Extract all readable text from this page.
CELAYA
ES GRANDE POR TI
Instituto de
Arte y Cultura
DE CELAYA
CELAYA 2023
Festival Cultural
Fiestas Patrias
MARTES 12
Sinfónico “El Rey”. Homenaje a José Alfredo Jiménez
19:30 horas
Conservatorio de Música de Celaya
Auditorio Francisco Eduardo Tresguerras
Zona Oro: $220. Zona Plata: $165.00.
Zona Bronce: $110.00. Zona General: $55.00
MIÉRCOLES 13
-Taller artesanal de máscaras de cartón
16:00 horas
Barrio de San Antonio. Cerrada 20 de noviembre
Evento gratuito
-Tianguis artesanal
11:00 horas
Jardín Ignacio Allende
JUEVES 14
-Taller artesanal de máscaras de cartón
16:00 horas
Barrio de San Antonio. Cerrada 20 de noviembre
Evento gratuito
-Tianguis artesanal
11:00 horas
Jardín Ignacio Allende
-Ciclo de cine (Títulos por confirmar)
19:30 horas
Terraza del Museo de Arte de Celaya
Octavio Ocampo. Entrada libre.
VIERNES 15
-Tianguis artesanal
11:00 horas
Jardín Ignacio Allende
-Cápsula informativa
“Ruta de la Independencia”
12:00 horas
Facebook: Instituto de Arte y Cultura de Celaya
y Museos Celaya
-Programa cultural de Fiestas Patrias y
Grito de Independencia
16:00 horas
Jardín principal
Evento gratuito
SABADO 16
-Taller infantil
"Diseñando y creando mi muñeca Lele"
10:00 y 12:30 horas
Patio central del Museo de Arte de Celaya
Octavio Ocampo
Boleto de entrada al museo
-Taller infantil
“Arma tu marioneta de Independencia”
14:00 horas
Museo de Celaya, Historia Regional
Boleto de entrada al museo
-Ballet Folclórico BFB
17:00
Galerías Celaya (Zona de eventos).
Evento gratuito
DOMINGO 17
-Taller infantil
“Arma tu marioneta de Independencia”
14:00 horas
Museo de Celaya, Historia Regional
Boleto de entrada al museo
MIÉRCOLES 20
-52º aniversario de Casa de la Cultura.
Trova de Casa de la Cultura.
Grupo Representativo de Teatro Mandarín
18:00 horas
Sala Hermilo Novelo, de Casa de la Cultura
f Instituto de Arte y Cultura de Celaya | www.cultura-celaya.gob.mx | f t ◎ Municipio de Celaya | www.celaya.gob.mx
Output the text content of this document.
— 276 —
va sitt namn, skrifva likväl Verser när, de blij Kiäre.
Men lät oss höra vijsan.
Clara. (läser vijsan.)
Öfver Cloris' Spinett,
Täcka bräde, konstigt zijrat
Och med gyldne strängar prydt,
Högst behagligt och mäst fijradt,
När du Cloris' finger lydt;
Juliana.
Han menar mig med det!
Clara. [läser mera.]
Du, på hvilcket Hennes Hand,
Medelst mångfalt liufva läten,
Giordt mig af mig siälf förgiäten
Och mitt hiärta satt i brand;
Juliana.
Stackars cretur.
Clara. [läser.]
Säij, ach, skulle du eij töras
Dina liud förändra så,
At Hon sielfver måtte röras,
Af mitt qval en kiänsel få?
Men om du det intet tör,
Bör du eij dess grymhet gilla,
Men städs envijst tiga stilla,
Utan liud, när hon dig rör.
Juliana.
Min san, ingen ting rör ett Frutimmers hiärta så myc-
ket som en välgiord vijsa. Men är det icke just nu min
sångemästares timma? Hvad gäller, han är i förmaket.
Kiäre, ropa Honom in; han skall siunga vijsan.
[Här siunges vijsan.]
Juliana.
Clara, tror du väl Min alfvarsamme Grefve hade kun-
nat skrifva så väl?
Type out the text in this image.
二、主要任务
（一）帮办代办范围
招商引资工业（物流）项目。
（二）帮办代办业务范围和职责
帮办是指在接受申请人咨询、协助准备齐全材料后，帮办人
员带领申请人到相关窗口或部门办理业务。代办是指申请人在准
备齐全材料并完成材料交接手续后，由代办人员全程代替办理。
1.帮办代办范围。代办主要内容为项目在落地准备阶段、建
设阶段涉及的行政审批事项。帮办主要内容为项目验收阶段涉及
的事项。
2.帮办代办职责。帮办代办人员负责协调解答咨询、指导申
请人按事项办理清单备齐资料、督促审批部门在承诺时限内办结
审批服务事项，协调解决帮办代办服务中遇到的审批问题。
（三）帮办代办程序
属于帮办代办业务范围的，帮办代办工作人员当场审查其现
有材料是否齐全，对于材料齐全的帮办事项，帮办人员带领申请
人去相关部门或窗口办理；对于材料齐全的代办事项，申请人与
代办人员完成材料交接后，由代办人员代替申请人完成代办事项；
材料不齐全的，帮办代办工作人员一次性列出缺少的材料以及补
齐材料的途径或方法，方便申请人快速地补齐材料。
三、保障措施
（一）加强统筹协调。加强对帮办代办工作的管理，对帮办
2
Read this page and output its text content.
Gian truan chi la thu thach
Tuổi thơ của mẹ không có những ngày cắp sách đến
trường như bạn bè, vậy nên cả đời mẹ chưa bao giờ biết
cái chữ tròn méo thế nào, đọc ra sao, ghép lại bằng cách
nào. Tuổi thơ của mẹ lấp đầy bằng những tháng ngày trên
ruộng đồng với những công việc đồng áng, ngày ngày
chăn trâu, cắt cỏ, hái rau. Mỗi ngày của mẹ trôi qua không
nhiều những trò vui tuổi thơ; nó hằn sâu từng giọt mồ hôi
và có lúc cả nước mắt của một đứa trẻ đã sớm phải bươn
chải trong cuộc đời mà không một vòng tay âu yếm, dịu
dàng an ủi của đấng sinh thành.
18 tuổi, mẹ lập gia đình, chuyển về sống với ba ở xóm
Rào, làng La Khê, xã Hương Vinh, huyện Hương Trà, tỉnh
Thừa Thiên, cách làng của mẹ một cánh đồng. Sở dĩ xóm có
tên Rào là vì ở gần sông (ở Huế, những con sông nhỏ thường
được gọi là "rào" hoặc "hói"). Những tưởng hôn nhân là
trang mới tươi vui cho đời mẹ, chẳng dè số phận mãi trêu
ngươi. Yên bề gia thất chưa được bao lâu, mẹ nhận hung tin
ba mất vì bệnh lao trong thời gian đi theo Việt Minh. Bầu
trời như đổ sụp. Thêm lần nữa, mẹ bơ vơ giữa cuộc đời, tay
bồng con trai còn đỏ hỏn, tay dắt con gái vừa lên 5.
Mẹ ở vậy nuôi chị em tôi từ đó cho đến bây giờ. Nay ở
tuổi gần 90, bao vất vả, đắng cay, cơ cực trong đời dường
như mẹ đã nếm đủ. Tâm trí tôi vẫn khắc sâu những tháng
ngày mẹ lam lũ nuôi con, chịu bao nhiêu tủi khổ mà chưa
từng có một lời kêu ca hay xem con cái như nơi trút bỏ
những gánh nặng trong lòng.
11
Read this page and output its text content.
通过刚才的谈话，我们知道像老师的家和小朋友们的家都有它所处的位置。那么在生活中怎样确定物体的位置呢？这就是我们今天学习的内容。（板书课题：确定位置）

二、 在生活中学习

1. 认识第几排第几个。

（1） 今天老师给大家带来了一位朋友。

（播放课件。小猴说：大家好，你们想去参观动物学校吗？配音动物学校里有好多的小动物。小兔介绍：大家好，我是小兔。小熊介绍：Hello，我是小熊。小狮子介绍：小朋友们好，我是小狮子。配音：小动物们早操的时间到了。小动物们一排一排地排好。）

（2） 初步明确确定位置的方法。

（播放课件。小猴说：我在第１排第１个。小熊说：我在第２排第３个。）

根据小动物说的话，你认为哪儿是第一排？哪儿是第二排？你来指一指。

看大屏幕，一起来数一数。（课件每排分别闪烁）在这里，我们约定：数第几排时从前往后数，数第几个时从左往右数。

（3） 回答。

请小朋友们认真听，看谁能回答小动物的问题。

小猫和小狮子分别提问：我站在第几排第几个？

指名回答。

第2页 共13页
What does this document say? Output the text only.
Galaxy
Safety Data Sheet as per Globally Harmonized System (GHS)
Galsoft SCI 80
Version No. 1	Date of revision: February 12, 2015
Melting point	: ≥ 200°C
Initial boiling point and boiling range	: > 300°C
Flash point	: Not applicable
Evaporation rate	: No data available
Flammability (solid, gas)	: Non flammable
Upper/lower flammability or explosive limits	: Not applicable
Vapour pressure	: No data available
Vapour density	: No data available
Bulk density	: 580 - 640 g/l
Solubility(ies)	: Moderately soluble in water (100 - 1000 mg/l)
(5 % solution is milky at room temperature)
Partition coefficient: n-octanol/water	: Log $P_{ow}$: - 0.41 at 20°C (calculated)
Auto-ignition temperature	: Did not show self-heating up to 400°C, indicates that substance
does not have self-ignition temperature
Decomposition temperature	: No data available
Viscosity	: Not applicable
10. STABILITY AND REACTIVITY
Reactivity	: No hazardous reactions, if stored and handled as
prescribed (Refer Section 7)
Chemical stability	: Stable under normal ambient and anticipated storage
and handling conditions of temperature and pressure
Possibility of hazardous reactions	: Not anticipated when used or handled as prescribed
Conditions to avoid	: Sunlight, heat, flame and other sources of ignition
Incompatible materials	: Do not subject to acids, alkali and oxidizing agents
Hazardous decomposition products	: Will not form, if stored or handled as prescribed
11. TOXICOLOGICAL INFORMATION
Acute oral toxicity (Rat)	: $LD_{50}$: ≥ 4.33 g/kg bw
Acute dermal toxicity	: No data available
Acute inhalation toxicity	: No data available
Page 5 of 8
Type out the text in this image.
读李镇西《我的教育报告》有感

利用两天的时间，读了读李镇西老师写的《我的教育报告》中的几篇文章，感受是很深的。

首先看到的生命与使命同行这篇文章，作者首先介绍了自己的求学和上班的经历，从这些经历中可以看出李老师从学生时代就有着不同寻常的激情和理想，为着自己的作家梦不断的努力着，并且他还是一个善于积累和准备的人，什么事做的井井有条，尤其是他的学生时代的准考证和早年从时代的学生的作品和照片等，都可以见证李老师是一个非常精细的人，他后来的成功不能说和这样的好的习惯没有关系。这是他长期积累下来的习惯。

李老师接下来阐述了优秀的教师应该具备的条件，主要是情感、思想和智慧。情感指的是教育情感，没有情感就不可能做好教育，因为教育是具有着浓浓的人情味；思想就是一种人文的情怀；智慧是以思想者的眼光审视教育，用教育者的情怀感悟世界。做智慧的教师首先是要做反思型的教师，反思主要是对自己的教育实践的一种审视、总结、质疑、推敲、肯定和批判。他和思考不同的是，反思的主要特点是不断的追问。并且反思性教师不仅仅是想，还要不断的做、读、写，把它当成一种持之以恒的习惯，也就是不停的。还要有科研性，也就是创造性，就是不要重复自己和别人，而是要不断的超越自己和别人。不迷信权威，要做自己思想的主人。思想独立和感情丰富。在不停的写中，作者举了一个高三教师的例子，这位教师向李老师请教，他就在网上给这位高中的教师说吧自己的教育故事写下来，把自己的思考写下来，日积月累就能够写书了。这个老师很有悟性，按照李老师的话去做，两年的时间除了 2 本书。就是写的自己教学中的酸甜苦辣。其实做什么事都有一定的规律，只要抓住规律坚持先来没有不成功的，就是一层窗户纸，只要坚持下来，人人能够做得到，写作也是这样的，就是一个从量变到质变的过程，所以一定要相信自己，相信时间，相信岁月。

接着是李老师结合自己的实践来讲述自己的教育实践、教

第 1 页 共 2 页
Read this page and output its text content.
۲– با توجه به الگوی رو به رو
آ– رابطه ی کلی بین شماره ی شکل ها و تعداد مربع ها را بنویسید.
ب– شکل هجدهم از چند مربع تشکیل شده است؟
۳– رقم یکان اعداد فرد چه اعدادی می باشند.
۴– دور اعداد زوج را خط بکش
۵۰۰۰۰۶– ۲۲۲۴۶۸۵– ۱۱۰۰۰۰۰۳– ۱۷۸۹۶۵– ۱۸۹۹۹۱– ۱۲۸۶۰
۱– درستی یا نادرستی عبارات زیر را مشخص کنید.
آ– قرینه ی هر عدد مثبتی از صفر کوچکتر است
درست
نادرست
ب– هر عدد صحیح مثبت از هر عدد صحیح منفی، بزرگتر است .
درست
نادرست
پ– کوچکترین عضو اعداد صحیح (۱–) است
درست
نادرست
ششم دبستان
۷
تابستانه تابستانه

※ ※ ※

Copy out all lines where the word "self" appears.

• [FINAL ANSWER]:
Auto-ignition temperature	: Did not show self-heating up to 400°C, indicates that substance
does not have self-ignition temperature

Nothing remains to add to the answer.